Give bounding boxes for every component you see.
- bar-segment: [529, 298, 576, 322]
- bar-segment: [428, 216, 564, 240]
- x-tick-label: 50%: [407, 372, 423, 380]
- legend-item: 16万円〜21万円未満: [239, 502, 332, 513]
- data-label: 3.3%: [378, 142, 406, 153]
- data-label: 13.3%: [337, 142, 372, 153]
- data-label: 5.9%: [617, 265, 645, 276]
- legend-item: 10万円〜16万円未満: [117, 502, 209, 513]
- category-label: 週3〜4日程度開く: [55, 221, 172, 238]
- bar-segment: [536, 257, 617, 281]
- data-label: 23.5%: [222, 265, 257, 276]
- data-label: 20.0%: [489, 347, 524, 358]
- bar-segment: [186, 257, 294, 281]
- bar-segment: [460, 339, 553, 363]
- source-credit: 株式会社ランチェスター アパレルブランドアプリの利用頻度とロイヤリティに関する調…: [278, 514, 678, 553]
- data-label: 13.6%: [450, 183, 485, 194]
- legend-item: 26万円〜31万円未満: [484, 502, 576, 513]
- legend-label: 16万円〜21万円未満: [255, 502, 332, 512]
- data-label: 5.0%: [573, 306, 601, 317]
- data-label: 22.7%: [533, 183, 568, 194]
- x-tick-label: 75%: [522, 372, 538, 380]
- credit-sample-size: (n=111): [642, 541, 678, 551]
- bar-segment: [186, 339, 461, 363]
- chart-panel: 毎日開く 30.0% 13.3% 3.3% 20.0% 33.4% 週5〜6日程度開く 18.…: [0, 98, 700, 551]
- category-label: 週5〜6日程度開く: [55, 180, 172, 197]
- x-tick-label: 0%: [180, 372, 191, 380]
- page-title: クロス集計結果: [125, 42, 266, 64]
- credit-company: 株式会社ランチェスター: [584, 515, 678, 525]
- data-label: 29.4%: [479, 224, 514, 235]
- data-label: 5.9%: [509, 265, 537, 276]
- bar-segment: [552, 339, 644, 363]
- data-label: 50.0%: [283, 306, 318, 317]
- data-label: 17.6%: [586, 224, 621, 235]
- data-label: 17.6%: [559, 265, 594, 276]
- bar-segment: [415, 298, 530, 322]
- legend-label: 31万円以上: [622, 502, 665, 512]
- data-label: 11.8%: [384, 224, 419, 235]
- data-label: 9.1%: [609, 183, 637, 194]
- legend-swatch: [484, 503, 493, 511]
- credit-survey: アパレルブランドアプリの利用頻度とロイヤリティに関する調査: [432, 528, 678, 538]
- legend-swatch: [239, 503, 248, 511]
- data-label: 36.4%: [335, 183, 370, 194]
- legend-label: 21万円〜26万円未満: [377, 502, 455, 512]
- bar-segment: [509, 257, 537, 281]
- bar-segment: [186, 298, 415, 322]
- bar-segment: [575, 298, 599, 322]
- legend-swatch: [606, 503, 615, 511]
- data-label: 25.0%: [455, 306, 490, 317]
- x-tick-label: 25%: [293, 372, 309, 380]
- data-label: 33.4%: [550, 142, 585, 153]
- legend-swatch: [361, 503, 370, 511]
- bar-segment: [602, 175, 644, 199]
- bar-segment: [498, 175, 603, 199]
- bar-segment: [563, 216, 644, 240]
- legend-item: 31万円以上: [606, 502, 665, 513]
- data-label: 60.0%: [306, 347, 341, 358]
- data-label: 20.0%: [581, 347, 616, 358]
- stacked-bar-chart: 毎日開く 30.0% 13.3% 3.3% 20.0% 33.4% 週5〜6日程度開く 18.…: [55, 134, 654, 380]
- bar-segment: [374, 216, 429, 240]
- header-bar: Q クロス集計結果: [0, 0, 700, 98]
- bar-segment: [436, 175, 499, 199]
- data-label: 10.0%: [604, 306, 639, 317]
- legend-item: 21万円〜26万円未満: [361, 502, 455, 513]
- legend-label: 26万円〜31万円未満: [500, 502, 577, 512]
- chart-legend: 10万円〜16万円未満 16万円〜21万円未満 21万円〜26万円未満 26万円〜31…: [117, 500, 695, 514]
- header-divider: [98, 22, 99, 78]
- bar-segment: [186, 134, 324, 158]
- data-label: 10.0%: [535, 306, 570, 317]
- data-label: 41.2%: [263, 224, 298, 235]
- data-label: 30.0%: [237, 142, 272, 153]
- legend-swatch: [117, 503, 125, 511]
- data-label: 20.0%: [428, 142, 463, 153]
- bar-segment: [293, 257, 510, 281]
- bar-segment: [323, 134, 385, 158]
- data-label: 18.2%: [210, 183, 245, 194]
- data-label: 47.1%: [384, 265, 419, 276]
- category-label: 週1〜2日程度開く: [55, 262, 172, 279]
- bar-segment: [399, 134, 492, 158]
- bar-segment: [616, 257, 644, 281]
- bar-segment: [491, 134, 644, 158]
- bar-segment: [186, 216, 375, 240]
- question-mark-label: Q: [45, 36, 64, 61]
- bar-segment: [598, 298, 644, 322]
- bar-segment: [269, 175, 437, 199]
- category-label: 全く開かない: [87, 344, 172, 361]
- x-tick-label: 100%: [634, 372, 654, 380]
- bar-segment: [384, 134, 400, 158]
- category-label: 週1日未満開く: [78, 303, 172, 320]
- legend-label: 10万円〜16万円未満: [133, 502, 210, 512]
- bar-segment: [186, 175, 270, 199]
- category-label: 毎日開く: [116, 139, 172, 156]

• **Aim of the task**
Copy the rows word for word, from the first row through the row that contains "- bar-segment: [536, 257, 617, 281]", including both.

• **Result of the exercise**
Give bounding boxes for every component you see.
- bar-segment: [529, 298, 576, 322]
- bar-segment: [428, 216, 564, 240]
- x-tick-label: 50%: [407, 372, 423, 380]
- legend-item: 16万円〜21万円未満: [239, 502, 332, 513]
- data-label: 3.3%: [378, 142, 406, 153]
- data-label: 13.3%: [337, 142, 372, 153]
- data-label: 5.9%: [617, 265, 645, 276]
- legend-item: 10万円〜16万円未満: [117, 502, 209, 513]
- category-label: 週3〜4日程度開く: [55, 221, 172, 238]
- bar-segment: [536, 257, 617, 281]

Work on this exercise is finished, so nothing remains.